WHAT YOU NEED TO DO
Each line should be copied exactly.

Structured figure records
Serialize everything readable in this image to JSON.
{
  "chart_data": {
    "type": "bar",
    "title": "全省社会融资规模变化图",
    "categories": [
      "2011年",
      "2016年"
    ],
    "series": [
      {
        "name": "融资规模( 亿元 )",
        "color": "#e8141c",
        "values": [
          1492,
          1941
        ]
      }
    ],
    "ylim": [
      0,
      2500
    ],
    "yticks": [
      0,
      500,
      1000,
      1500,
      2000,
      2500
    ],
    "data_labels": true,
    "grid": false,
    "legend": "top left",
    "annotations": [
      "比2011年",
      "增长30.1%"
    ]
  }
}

WRITTEN RESPONSE
Serialize everything readable in this image to JSON.
{
  "chart_data": {
    "type": "bar",
    "title": "全省社会融资规模变化图",
    "categories": [
      "2011年",
      "2016年"
    ],
    "series": [
      {
        "name": "融资规模( 亿元 )",
        "color": "#e8141c",
        "values": [
          1492,
          1941
        ]
      }
    ],
    "ylim": [
      0,
      2500
    ],
    "yticks": [
      0,
      500,
      1000,
      1500,
      2000,
      2500
    ],
    "data_labels": true,
    "grid": false,
    "legend": "top left",
    "annotations": [
      "比2011年",
      "增长30.1%"
    ]
  }
}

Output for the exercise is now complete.